Work to complete: The records below must be retyped exactly.

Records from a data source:
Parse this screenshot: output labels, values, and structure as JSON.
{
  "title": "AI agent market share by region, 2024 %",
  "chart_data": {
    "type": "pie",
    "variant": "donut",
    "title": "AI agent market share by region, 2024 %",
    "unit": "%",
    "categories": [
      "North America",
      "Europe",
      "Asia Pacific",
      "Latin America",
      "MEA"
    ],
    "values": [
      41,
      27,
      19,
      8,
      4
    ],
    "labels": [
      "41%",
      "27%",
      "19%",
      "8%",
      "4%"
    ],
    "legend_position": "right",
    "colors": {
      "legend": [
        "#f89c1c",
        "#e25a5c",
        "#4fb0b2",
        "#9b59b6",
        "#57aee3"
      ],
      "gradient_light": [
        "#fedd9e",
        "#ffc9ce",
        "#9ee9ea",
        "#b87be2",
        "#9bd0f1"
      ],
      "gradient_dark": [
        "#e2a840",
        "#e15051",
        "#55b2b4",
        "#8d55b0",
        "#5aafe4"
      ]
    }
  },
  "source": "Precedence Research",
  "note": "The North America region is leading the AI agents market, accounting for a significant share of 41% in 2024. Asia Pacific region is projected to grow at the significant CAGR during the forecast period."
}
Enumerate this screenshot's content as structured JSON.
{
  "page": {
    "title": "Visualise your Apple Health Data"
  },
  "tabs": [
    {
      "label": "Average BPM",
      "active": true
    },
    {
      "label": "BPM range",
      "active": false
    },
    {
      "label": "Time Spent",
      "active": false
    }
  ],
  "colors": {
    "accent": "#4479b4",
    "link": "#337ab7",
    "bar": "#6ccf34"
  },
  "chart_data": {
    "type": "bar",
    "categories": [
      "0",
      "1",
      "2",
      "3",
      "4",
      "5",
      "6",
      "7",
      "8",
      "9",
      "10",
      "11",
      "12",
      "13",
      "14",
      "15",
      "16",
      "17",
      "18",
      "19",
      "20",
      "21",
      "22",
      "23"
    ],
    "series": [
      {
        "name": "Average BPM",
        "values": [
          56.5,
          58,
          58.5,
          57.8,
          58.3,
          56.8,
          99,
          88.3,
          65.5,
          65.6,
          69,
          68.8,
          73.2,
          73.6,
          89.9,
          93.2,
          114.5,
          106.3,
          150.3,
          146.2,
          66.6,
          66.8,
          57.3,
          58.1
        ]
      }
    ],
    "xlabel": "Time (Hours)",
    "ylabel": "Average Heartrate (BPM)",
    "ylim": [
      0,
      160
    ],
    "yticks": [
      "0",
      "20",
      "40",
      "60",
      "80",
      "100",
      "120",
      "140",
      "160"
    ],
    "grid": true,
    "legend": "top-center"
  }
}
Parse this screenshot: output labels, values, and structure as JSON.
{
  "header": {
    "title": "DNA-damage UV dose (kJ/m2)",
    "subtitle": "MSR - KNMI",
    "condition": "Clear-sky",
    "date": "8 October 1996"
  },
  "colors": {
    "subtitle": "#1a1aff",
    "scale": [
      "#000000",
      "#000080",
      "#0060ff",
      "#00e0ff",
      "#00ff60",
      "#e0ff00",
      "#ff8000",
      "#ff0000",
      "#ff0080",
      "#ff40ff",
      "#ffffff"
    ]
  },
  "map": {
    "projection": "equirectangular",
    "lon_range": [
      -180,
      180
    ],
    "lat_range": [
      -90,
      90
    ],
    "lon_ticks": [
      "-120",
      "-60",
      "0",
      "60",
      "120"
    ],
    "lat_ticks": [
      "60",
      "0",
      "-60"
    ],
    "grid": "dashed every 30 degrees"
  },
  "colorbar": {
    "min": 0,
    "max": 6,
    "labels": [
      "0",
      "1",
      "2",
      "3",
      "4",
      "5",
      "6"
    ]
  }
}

Completed exercise:
Parse this screenshot: output labels, values, and structure as JSON.
{
  "title": "AI agent market share by region, 2024 %",
  "chart_data": {
    "type": "pie",
    "variant": "donut",
    "title": "AI agent market share by region, 2024 %",
    "unit": "%",
    "categories": [
      "North America",
      "Europe",
      "Asia Pacific",
      "Latin America",
      "MEA"
    ],
    "values": [
      41,
      27,
      19,
      8,
      4
    ],
    "labels": [
      "41%",
      "27%",
      "19%",
      "8%",
      "4%"
    ],
    "legend_position": "right",
    "colors": {
      "legend": [
        "#f89c1c",
        "#e25a5c",
        "#4fb0b2",
        "#9b59b6",
        "#57aee3"
      ],
      "gradient_light": [
        "#fedd9e",
        "#ffc9ce",
        "#9ee9ea",
        "#b87be2",
        "#9bd0f1"
      ],
      "gradient_dark": [
        "#e2a840",
        "#e15051",
        "#55b2b4",
        "#8d55b0",
        "#5aafe4"
      ]
    }
  },
  "source": "Precedence Research",
  "note": "The North America region is leading the AI agents market, accounting for a significant share of 41% in 2024. Asia Pacific region is projected to grow at the significant CAGR during the forecast period."
}
Enumerate this screenshot's content as structured JSON.
{
  "page": {
    "title": "Visualise your Apple Health Data"
  },
  "tabs": [
    {
      "label": "Average BPM",
      "active": true
    },
    {
      "label": "BPM range",
      "active": false
    },
    {
      "label": "Time Spent",
      "active": false
    }
  ],
  "colors": {
    "accent": "#4479b4",
    "link": "#337ab7",
    "bar": "#6ccf34"
  },
  "chart_data": {
    "type": "bar",
    "categories": [
      "0",
      "1",
      "2",
      "3",
      "4",
      "5",
      "6",
      "7",
      "8",
      "9",
      "10",
      "11",
      "12",
      "13",
      "14",
      "15",
      "16",
      "17",
      "18",
      "19",
      "20",
      "21",
      "22",
      "23"
    ],
    "series": [
      {
        "name": "Average BPM",
        "values": [
          56.5,
          58,
          58.5,
          57.8,
          58.3,
          56.8,
          99,
          88.3,
          65.5,
          65.6,
          69,
          68.8,
          73.2,
          73.6,
          89.9,
          93.2,
          114.5,
          106.3,
          150.3,
          146.2,
          66.6,
          66.8,
          57.3,
          58.1
        ]
      }
    ],
    "xlabel": "Time (Hours)",
    "ylabel": "Average Heartrate (BPM)",
    "ylim": [
      0,
      160
    ],
    "yticks": [
      "0",
      "20",
      "40",
      "60",
      "80",
      "100",
      "120",
      "140",
      "160"
    ],
    "grid": true,
    "legend": "top-center"
  }
}
Parse this screenshot: output labels, values, and structure as JSON.
{
  "header": {
    "title": "DNA-damage UV dose (kJ/m2)",
    "subtitle": "MSR - KNMI",
    "condition": "Clear-sky",
    "date": "8 October 1996"
  },
  "colors": {
    "subtitle": "#1a1aff",
    "scale": [
      "#000000",
      "#000080",
      "#0060ff",
      "#00e0ff",
      "#00ff60",
      "#e0ff00",
      "#ff8000",
      "#ff0000",
      "#ff0080",
      "#ff40ff",
      "#ffffff"
    ]
  },
  "map": {
    "projection": "equirectangular",
    "lon_range": [
      -180,
      180
    ],
    "lat_range": [
      -90,
      90
    ],
    "lon_ticks": [
      "-120",
      "-60",
      "0",
      "60",
      "120"
    ],
    "lat_ticks": [
      "60",
      "0",
      "-60"
    ],
    "grid": "dashed every 30 degrees"
  },
  "colorbar": {
    "min": 0,
    "max": 6,
    "labels": [
      "0",
      "1",
      "2",
      "3",
      "4",
      "5",
      "6"
    ]
  }
}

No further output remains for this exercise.